Figure content listings
- - - - - - -

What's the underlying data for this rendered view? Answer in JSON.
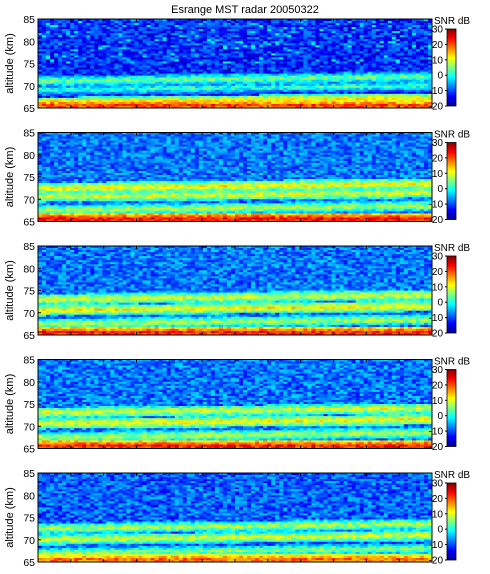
{
  "chart_data": {
    "type": "heatmap",
    "title": "Esrange MST radar 20050322",
    "panel_count": 5,
    "ylabel": "altitude (km)",
    "xlabel": "",
    "ylim": [
      65,
      85
    ],
    "yticks": [
      65,
      70,
      75,
      80,
      85
    ],
    "colorbar": {
      "label": "SNR dB",
      "range": [
        -20,
        30
      ],
      "ticks": [
        -20,
        -10,
        0,
        10,
        20,
        30
      ],
      "colormap": "jet"
    },
    "panels": [
      {
        "index": 1,
        "bands": [
          {
            "altitude_km": 65.5,
            "snr_db": 22
          },
          {
            "altitude_km": 66.2,
            "snr_db": 12
          },
          {
            "altitude_km": 69.0,
            "snr_db": 2
          },
          {
            "altitude_km": 71.0,
            "snr_db": 5
          }
        ],
        "background_snr_db": -12
      },
      {
        "index": 2,
        "bands": [
          {
            "altitude_km": 65.5,
            "snr_db": 25
          },
          {
            "altitude_km": 67.5,
            "snr_db": 8
          },
          {
            "altitude_km": 70.5,
            "snr_db": 10
          },
          {
            "altitude_km": 72.5,
            "snr_db": 12
          }
        ],
        "background_snr_db": -8
      },
      {
        "index": 3,
        "bands": [
          {
            "altitude_km": 65.5,
            "snr_db": 24
          },
          {
            "altitude_km": 67.5,
            "snr_db": 8
          },
          {
            "altitude_km": 70.5,
            "snr_db": 12
          },
          {
            "altitude_km": 73.0,
            "snr_db": 10
          }
        ],
        "background_snr_db": -8
      },
      {
        "index": 4,
        "bands": [
          {
            "altitude_km": 65.5,
            "snr_db": 24
          },
          {
            "altitude_km": 67.5,
            "snr_db": 8
          },
          {
            "altitude_km": 70.5,
            "snr_db": 12
          },
          {
            "altitude_km": 73.0,
            "snr_db": 10
          }
        ],
        "background_snr_db": -8
      },
      {
        "index": 5,
        "bands": [
          {
            "altitude_km": 65.5,
            "snr_db": 20
          },
          {
            "altitude_km": 67.0,
            "snr_db": 6
          },
          {
            "altitude_km": 70.0,
            "snr_db": 10
          },
          {
            "altitude_km": 72.5,
            "snr_db": 8
          }
        ],
        "background_snr_db": -9
      }
    ]
  }
}
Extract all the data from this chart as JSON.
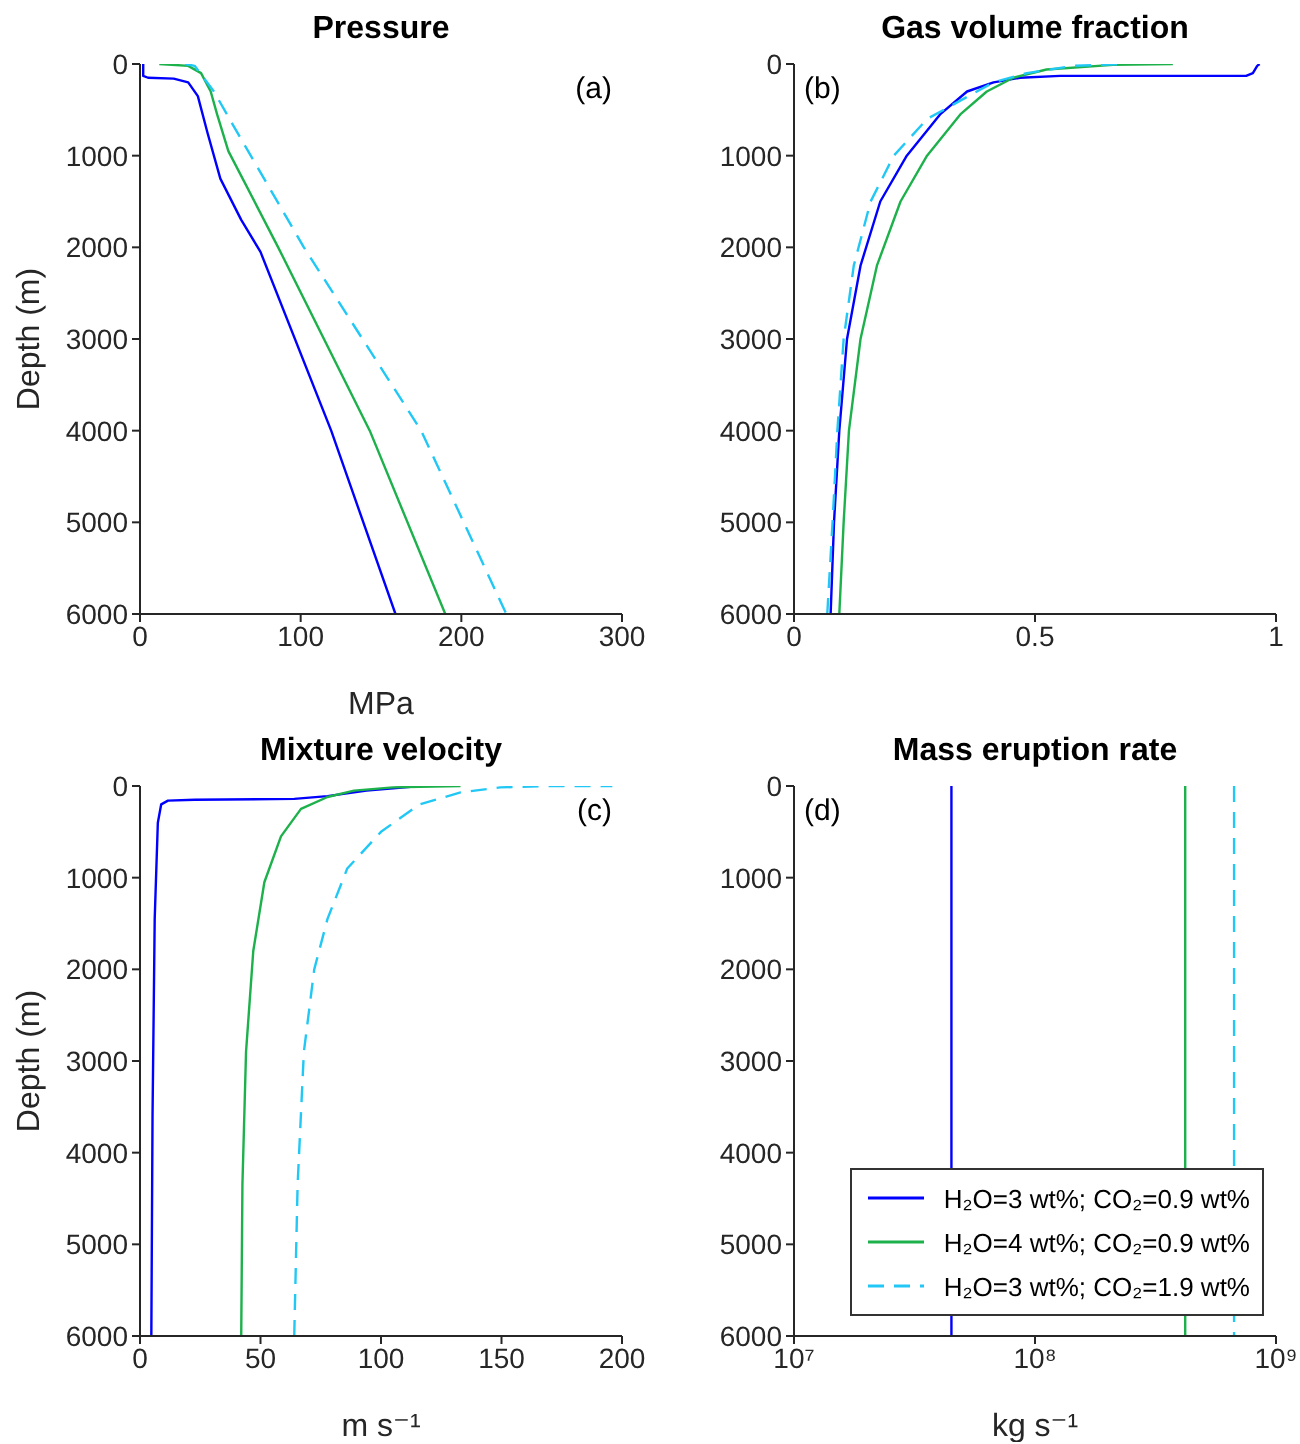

- - - - - - -

The request: Exclude the pictures and repeat every other part of the records word for word.

Solution to the exercise:
What's the underlying data for this rendered view? Answer in JSON.
{
  "chart_data": {
    "type": "heatmap",
    "title": "Esrange MST radar 20050322",
    "panel_count": 5,
    "ylabel": "altitude (km)",
    "xlabel": "",
    "ylim": [
      65,
      85
    ],
    "yticks": [
      65,
      70,
      75,
      80,
      85
    ],
    "colorbar": {
      "label": "SNR dB",
      "range": [
        -20,
        30
      ],
      "ticks": [
        -20,
        -10,
        0,
        10,
        20,
        30
      ],
      "colormap": "jet"
    },
    "panels": [
      {
        "index": 1,
        "bands": [
          {
            "altitude_km": 65.5,
            "snr_db": 22
          },
          {
            "altitude_km": 66.2,
            "snr_db": 12
          },
          {
            "altitude_km": 69.0,
            "snr_db": 2
          },
          {
            "altitude_km": 71.0,
            "snr_db": 5
          }
        ],
        "background_snr_db": -12
      },
      {
        "index": 2,
        "bands": [
          {
            "altitude_km": 65.5,
            "snr_db": 25
          },
          {
            "altitude_km": 67.5,
            "snr_db": 8
          },
          {
            "altitude_km": 70.5,
            "snr_db": 10
          },
          {
            "altitude_km": 72.5,
            "snr_db": 12
          }
        ],
        "background_snr_db": -8
      },
      {
        "index": 3,
        "bands": [
          {
            "altitude_km": 65.5,
            "snr_db": 24
          },
          {
            "altitude_km": 67.5,
            "snr_db": 8
          },
          {
            "altitude_km": 70.5,
            "snr_db": 12
          },
          {
            "altitude_km": 73.0,
            "snr_db": 10
          }
        ],
        "background_snr_db": -8
      },
      {
        "index": 4,
        "bands": [
          {
            "altitude_km": 65.5,
            "snr_db": 24
          },
          {
            "altitude_km": 67.5,
            "snr_db": 8
          },
          {
            "altitude_km": 70.5,
            "snr_db": 12
          },
          {
            "altitude_km": 73.0,
            "snr_db": 10
          }
        ],
        "background_snr_db": -8
      },
      {
        "index": 5,
        "bands": [
          {
            "altitude_km": 65.5,
            "snr_db": 20
          },
          {
            "altitude_km": 67.0,
            "snr_db": 6
          },
          {
            "altitude_km": 70.0,
            "snr_db": 10
          },
          {
            "altitude_km": 72.5,
            "snr_db": 8
          }
        ],
        "background_snr_db": -9
      }
    ]
  }
}
Extract all the data from this chart as JSON.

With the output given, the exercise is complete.